### YOUR INSTRUCTIONS
Copy each line that contains the word "бюджетов".

··· MATERIAL

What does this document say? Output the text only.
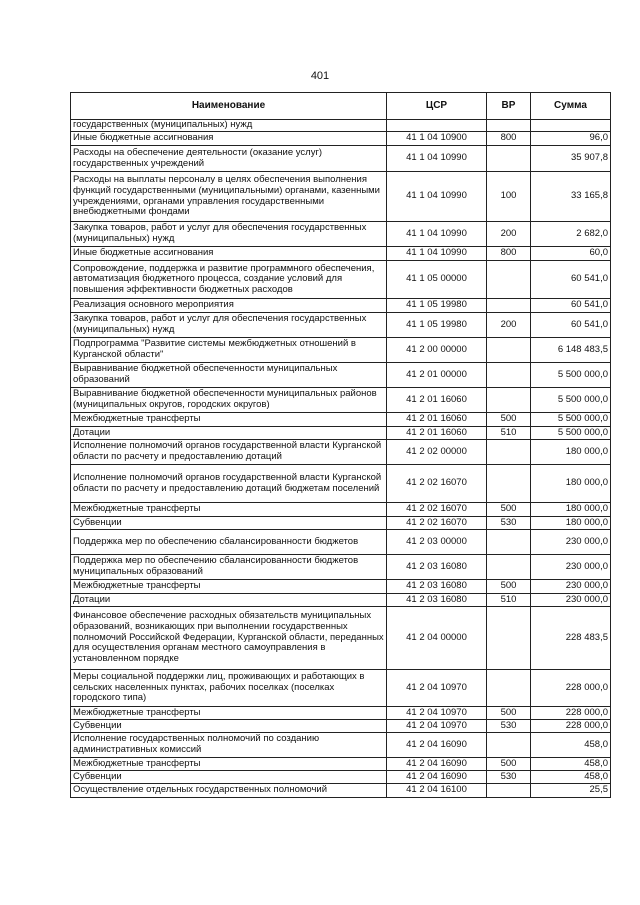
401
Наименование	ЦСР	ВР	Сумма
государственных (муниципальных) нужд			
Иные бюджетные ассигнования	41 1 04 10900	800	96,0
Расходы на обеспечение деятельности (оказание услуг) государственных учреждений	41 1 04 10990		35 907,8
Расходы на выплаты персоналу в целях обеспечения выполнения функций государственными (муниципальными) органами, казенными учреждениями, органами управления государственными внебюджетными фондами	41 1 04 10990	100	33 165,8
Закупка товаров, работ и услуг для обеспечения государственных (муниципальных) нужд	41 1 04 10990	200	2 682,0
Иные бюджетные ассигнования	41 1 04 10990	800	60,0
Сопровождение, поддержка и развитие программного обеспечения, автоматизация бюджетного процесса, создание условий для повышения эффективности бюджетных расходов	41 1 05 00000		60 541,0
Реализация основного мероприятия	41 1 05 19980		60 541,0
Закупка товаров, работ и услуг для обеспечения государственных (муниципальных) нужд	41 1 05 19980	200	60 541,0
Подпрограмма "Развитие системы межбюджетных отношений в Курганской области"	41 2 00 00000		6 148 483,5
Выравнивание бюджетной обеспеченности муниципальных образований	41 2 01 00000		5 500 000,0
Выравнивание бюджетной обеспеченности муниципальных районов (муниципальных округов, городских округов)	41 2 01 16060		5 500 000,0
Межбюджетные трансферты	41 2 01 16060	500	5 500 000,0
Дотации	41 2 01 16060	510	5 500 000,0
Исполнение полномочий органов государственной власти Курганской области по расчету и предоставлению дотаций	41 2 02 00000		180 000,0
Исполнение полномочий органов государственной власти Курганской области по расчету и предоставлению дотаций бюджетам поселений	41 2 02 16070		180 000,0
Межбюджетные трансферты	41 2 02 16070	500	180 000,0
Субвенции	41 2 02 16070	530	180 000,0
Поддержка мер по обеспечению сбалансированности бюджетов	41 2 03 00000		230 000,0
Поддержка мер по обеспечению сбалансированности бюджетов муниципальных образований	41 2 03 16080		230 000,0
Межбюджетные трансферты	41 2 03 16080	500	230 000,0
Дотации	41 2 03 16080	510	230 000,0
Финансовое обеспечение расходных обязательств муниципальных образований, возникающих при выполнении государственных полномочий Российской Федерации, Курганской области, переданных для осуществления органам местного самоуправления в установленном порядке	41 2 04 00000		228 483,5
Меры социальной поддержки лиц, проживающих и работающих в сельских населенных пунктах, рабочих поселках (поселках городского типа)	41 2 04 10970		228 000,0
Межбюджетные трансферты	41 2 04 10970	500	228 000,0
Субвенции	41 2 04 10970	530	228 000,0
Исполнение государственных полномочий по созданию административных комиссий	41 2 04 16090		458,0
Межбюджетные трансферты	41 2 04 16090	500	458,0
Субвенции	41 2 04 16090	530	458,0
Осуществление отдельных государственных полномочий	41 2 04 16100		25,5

······
··· MATERIAL

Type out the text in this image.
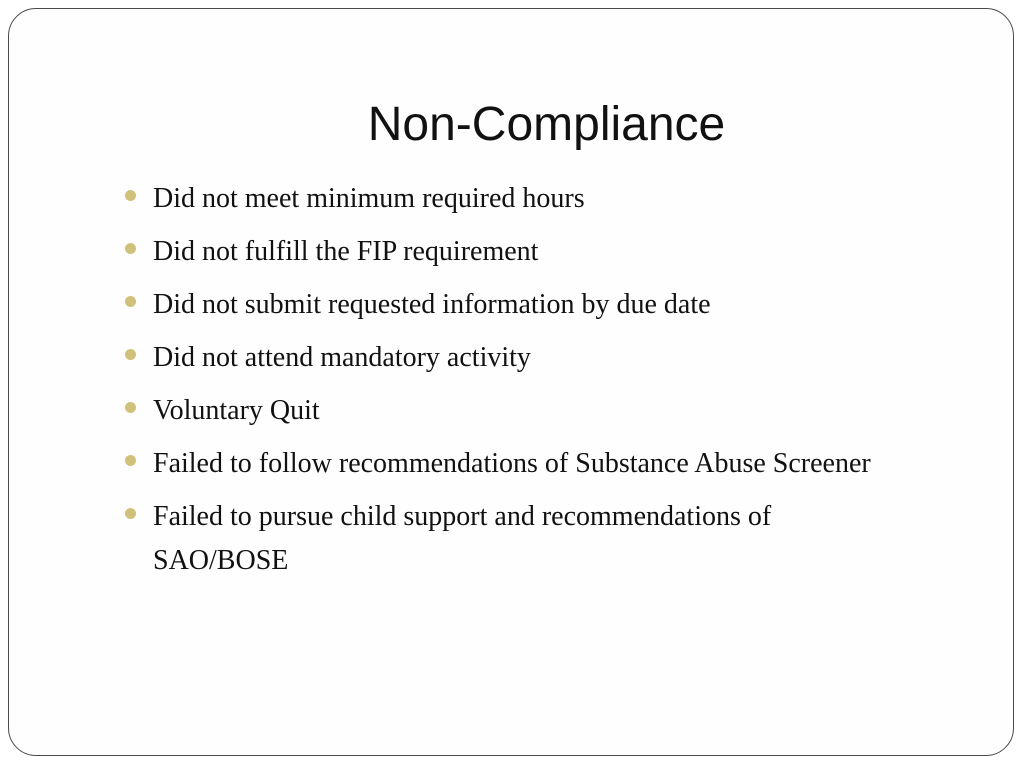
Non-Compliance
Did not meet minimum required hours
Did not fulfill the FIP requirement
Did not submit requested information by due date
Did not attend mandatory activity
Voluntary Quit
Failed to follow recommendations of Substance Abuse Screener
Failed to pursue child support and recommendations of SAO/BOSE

······
··· MATERIAL

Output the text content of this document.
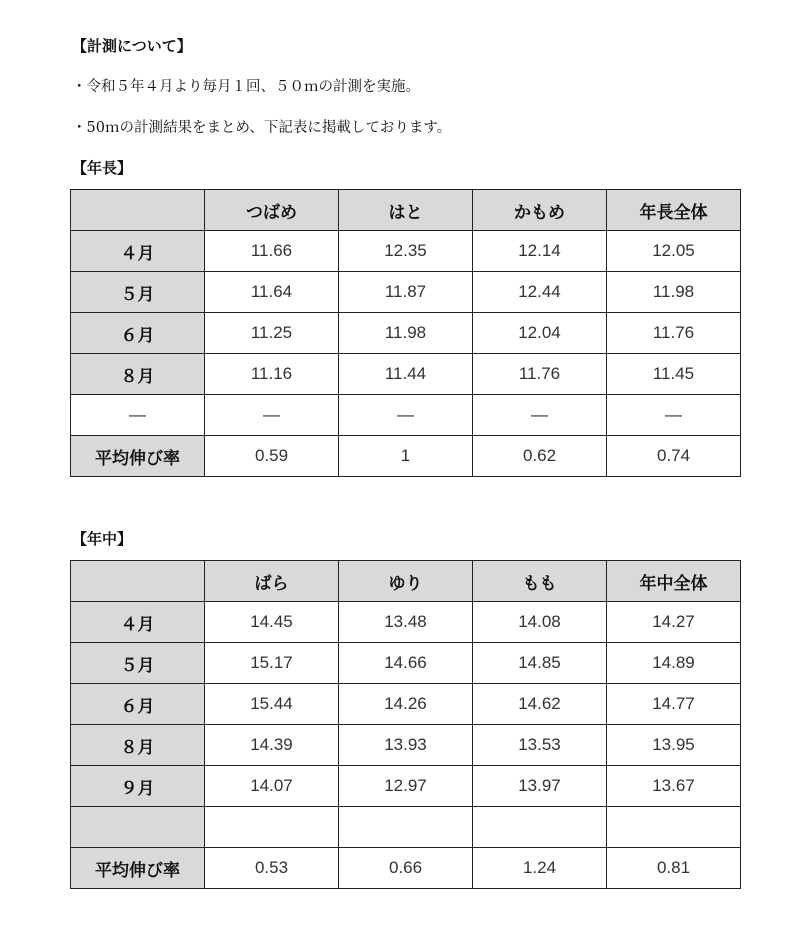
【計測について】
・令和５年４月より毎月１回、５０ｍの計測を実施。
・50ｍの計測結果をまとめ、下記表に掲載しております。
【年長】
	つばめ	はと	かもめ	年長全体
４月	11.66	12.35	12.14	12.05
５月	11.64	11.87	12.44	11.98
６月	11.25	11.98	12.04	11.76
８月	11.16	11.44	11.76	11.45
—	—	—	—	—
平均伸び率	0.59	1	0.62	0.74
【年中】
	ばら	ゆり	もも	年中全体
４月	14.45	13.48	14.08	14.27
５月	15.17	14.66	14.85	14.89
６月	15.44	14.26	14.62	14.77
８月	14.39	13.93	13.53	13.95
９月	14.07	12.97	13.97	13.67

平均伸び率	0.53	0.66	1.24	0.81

······

### OUTPUT
Поддержка мер по обеспечению сбалансированности бюджетов	41 2 03 00000		230 000,0
Поддержка мер по обеспечению сбалансированности бюджетов муниципальных образований	41 2 03 16080		230 000,0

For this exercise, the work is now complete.